►
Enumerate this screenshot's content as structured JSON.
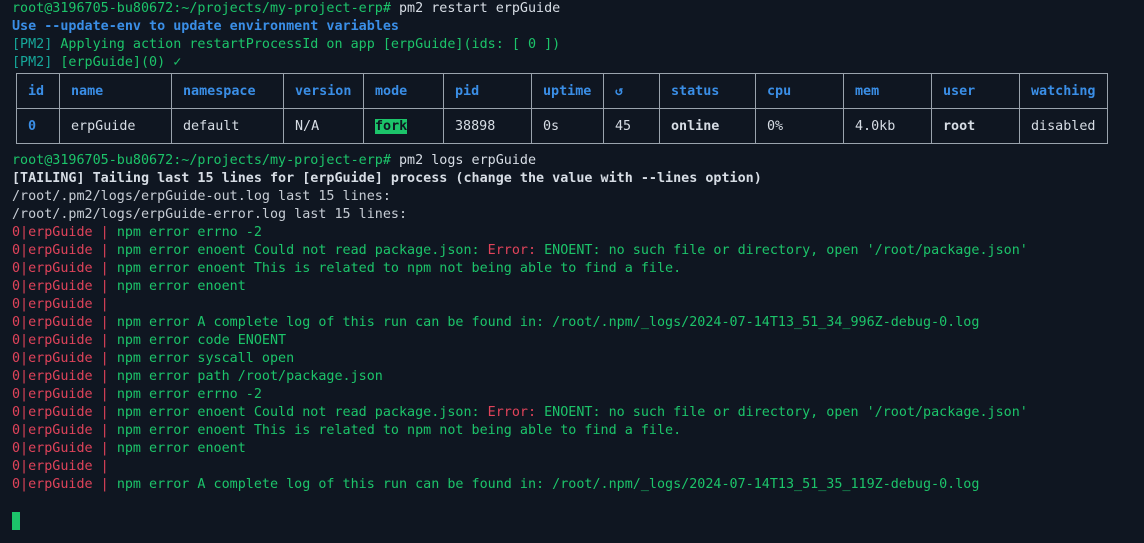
{
  "restart": {
    "prompt": "root@3196705-bu80672:~/projects/my-project-erp#",
    "command": "pm2 restart erpGuide",
    "hint": "Use --update-env to update environment variables",
    "action_tag": "[PM2]",
    "action_text": "Applying action restartProcessId on app [erpGuide](ids: [ 0 ])",
    "done_tag": "[PM2]",
    "done_text": "[erpGuide](0) ✓"
  },
  "table": {
    "headers": [
      "id",
      "name",
      "namespace",
      "version",
      "mode",
      "pid",
      "uptime",
      "↺",
      "status",
      "cpu",
      "mem",
      "user",
      "watching"
    ],
    "row": {
      "id": "0",
      "name": "erpGuide",
      "namespace": "default",
      "version": "N/A",
      "mode": "fork",
      "pid": "38898",
      "uptime": "0s",
      "restarts": "45",
      "status": "online",
      "cpu": "0%",
      "mem": "4.0kb",
      "user": "root",
      "watching": "disabled"
    }
  },
  "logs": {
    "prompt": "root@3196705-bu80672:~/projects/my-project-erp#",
    "command": "pm2 logs erpGuide",
    "tailing": "[TAILING] Tailing last 15 lines for [erpGuide] process (change the value with --lines option)",
    "out_log": "/root/.pm2/logs/erpGuide-out.log last 15 lines:",
    "err_log": "/root/.pm2/logs/erpGuide-error.log last 15 lines:",
    "prefix": "0|erpGuide |",
    "lines": [
      {
        "a": "npm error errno -2",
        "err": "",
        "b": ""
      },
      {
        "a": "npm error enoent Could not read package.json: ",
        "err": "Error:",
        "b": " ENOENT: no such file or directory, open '/root/package.json'"
      },
      {
        "a": "npm error enoent This is related to npm not being able to find a file.",
        "err": "",
        "b": ""
      },
      {
        "a": "npm error enoent",
        "err": "",
        "b": ""
      },
      {
        "a": "",
        "err": "",
        "b": ""
      },
      {
        "a": "npm error A complete log of this run can be found in: /root/.npm/_logs/2024-07-14T13_51_34_996Z-debug-0.log",
        "err": "",
        "b": ""
      },
      {
        "a": "npm error code ENOENT",
        "err": "",
        "b": ""
      },
      {
        "a": "npm error syscall open",
        "err": "",
        "b": ""
      },
      {
        "a": "npm error path /root/package.json",
        "err": "",
        "b": ""
      },
      {
        "a": "npm error errno -2",
        "err": "",
        "b": ""
      },
      {
        "a": "npm error enoent Could not read package.json: ",
        "err": "Error:",
        "b": " ENOENT: no such file or directory, open '/root/package.json'"
      },
      {
        "a": "npm error enoent This is related to npm not being able to find a file.",
        "err": "",
        "b": ""
      },
      {
        "a": "npm error enoent",
        "err": "",
        "b": ""
      },
      {
        "a": "",
        "err": "",
        "b": ""
      },
      {
        "a": "npm error A complete log of this run can be found in: /root/.npm/_logs/2024-07-14T13_51_35_119Z-debug-0.log",
        "err": "",
        "b": ""
      }
    ]
  },
  "colors": {
    "background": "#0f1621",
    "prompt_green": "#1cc46a",
    "header_blue": "#3a8ee6",
    "pm2_teal": "#16a79a",
    "error_red": "#e0435a"
  }
}
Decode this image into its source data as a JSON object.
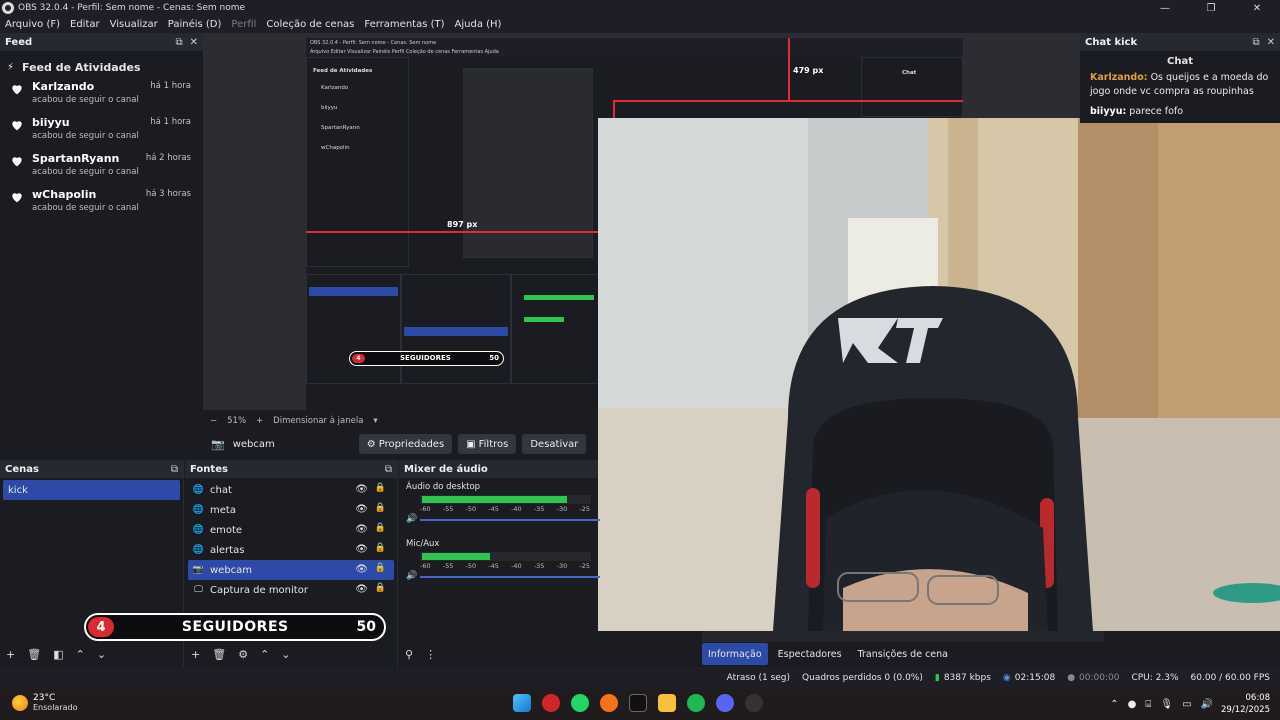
{
  "window": {
    "title": "OBS 32.0.4 - Perfil: Sem nome - Cenas: Sem nome"
  },
  "menu": [
    "Arquivo (F)",
    "Editar",
    "Visualizar",
    "Painéis (D)",
    "Perfil",
    "Coleção de cenas",
    "Ferramentas (T)",
    "Ajuda (H)"
  ],
  "feed": {
    "dock_title": "Feed",
    "header": "Feed de Atividades",
    "items": [
      {
        "name": "Karlzando",
        "desc": "acabou de seguir o canal",
        "time": "há 1 hora"
      },
      {
        "name": "biiyyu",
        "desc": "acabou de seguir o canal",
        "time": "há 1 hora"
      },
      {
        "name": "SpartanRyann",
        "desc": "acabou de seguir o canal",
        "time": "há 2 horas"
      },
      {
        "name": "wChapolin",
        "desc": "acabou de seguir o canal",
        "time": "há 3 horas"
      }
    ]
  },
  "chat": {
    "dock_title": "Chat kick",
    "header": "Chat",
    "messages": [
      {
        "user": "Karlzando:",
        "text": " Os queijos e a moeda do jogo onde vc compra as roupinhas"
      },
      {
        "user": "biiyyu:",
        "text": " parece fofo"
      }
    ]
  },
  "preview": {
    "measure_right": "479 px",
    "measure_left": "897 px",
    "nested_title": "OBS 32.0.4 - Perfil: Sem nome - Cenas: Sem nome",
    "nested_feed_header": "Feed de Atividades",
    "nested_seg_label": "SEGUIDORES",
    "nested_seg_count": "4",
    "nested_seg_goal": "50"
  },
  "zoom": {
    "minus": "−",
    "level": "51%",
    "plus": "+",
    "mode": "Dimensionar à janela"
  },
  "source_toolbar": {
    "source_name": "webcam",
    "properties": "Propriedades",
    "filters": "Filtros",
    "deactivate": "Desativar"
  },
  "scenes": {
    "title": "Cenas",
    "items": [
      "kick"
    ]
  },
  "sources": {
    "title": "Fontes",
    "items": [
      {
        "name": "chat",
        "icon": "globe"
      },
      {
        "name": "meta",
        "icon": "globe"
      },
      {
        "name": "emote",
        "icon": "globe"
      },
      {
        "name": "alertas",
        "icon": "globe"
      },
      {
        "name": "webcam",
        "icon": "camera",
        "selected": true
      },
      {
        "name": "Captura de monitor",
        "icon": "monitor"
      }
    ]
  },
  "mixer": {
    "title": "Mixer de áudio",
    "channels": [
      {
        "label": "Áudio do desktop",
        "level": 0.85
      },
      {
        "label": "Mic/Aux",
        "level": 0.4
      }
    ],
    "scale": [
      "-60",
      "-55",
      "-50",
      "-45",
      "-40",
      "-35",
      "-30",
      "-25"
    ]
  },
  "seguidores": {
    "count": "4",
    "label": "SEGUIDORES",
    "goal": "50"
  },
  "bottom_tabs": [
    "Informação",
    "Espectadores",
    "Transições de cena"
  ],
  "status": {
    "delay": "Atraso (1 seg)",
    "dropped": "Quadros perdidos 0 (0.0%)",
    "bitrate": "8387 kbps",
    "stream_time": "02:15:08",
    "rec_time": "00:00:00",
    "cpu": "CPU: 2.3%",
    "fps": "60.00 / 60.00 FPS"
  },
  "taskbar": {
    "temp": "23°C",
    "weather": "Ensolarado",
    "time": "06:08",
    "date": "29/12/2025"
  },
  "colors": {
    "accent": "#2c4aa6",
    "red": "#e22c34",
    "meter": "#2ec64e"
  }
}
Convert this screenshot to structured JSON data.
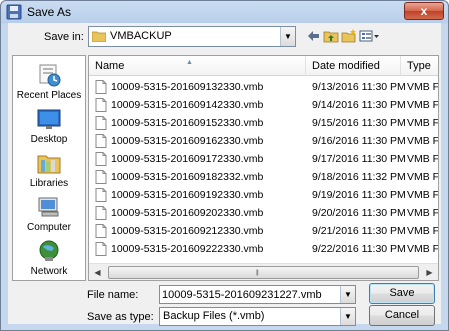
{
  "window": {
    "title": "Save As",
    "close_glyph": "x"
  },
  "toolbar": {
    "save_in_label": "Save in:",
    "save_in_value": "VMBACKUP",
    "icons": [
      "back-arrow-icon",
      "up-folder-icon",
      "new-folder-icon",
      "view-menu-icon"
    ]
  },
  "places": [
    {
      "label": "Recent Places",
      "icon": "recent-places-icon"
    },
    {
      "label": "Desktop",
      "icon": "desktop-icon"
    },
    {
      "label": "Libraries",
      "icon": "libraries-icon"
    },
    {
      "label": "Computer",
      "icon": "computer-icon"
    },
    {
      "label": "Network",
      "icon": "network-icon"
    }
  ],
  "columns": {
    "name": "Name",
    "date": "Date modified",
    "type": "Type"
  },
  "files": [
    {
      "name": "10009-5315-201609132330.vmb",
      "date": "9/13/2016 11:30 PM",
      "type": "VMB File"
    },
    {
      "name": "10009-5315-201609142330.vmb",
      "date": "9/14/2016 11:30 PM",
      "type": "VMB File"
    },
    {
      "name": "10009-5315-201609152330.vmb",
      "date": "9/15/2016 11:30 PM",
      "type": "VMB File"
    },
    {
      "name": "10009-5315-201609162330.vmb",
      "date": "9/16/2016 11:30 PM",
      "type": "VMB File"
    },
    {
      "name": "10009-5315-201609172330.vmb",
      "date": "9/17/2016 11:30 PM",
      "type": "VMB File"
    },
    {
      "name": "10009-5315-201609182332.vmb",
      "date": "9/18/2016 11:32 PM",
      "type": "VMB File"
    },
    {
      "name": "10009-5315-201609192330.vmb",
      "date": "9/19/2016 11:30 PM",
      "type": "VMB File"
    },
    {
      "name": "10009-5315-201609202330.vmb",
      "date": "9/20/2016 11:30 PM",
      "type": "VMB File"
    },
    {
      "name": "10009-5315-201609212330.vmb",
      "date": "9/21/2016 11:30 PM",
      "type": "VMB File"
    },
    {
      "name": "10009-5315-201609222330.vmb",
      "date": "9/22/2016 11:30 PM",
      "type": "VMB File"
    }
  ],
  "form": {
    "file_name_label": "File name:",
    "file_name_value": "10009-5315-201609231227.vmb",
    "save_as_type_label": "Save as type:",
    "save_as_type_value": "Backup Files (*.vmb)"
  },
  "buttons": {
    "save": "Save",
    "cancel": "Cancel"
  }
}
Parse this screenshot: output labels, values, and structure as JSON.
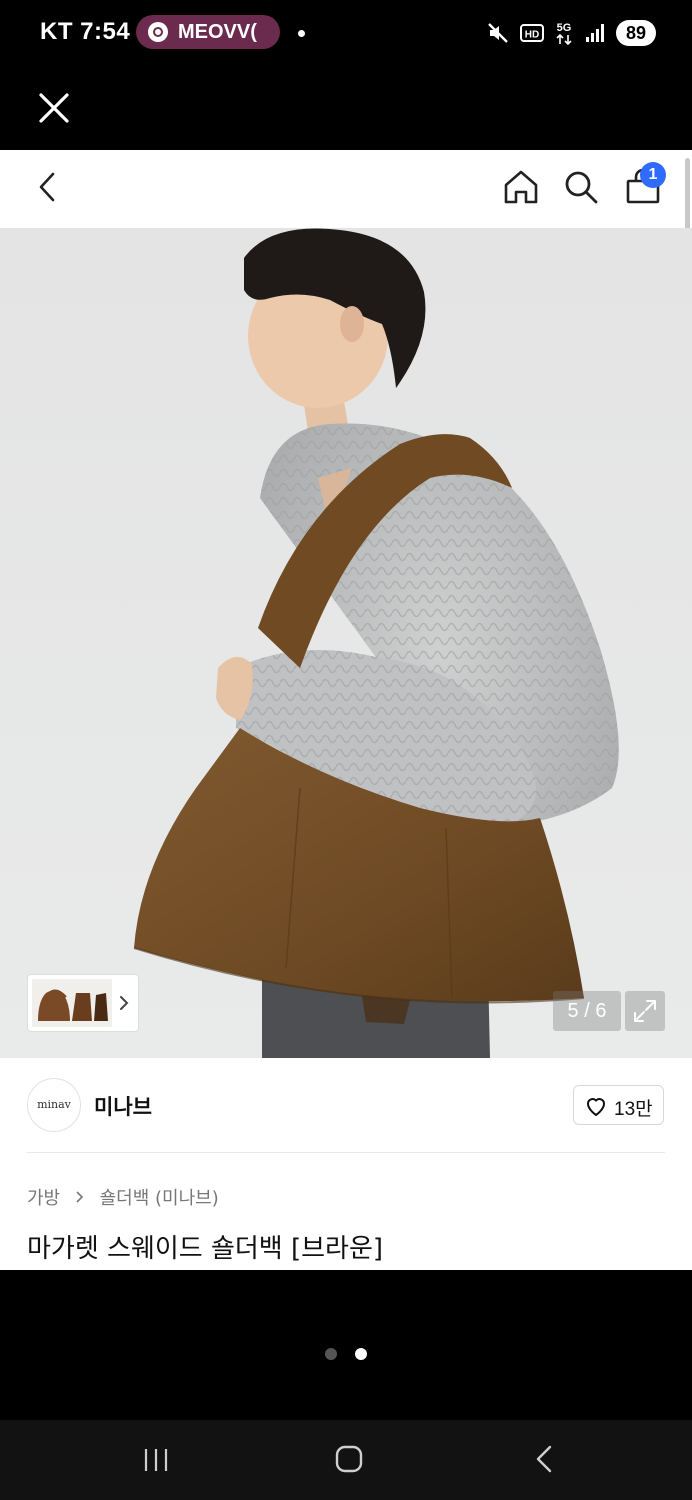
{
  "status_bar": {
    "carrier": "KT",
    "time": "7:54",
    "notification_pill": "MEOVV(",
    "battery": "89",
    "icons": [
      "mute-icon",
      "hd-icon",
      "5g-icon",
      "signal-icon",
      "battery-icon"
    ]
  },
  "overlay": {
    "close_icon": "close-icon"
  },
  "navbar": {
    "icons": [
      "back-icon",
      "home-icon",
      "search-icon",
      "shopping-bag-icon"
    ],
    "cart_count": "1"
  },
  "gallery": {
    "counter": "5 / 6",
    "current": 5,
    "total": 6,
    "expand_icon": "expand-icon"
  },
  "brand": {
    "logo_text": "minav",
    "name": "미나브",
    "likes": "13만"
  },
  "breadcrumb": {
    "category": "가방",
    "subcategory": "숄더백 (미나브)"
  },
  "product": {
    "title": "마가렛 스웨이드 숄더백 [브라운]"
  },
  "pager": {
    "pages": 2,
    "active": 2
  },
  "system_nav": {
    "icons": [
      "recents-icon",
      "home-button-icon",
      "back-button-icon"
    ]
  },
  "colors": {
    "accent_badge": "#2f6bff",
    "pill_bg": "#6b2b4f",
    "bag_brown": "#7a5129"
  }
}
◄
▶ **Given request**
Copy every line above that includes the string "structured".

▶ **Exercise answer**
Enumerate this screenshot's content as structured JSON.
Convert this screenshot to structured JSON data.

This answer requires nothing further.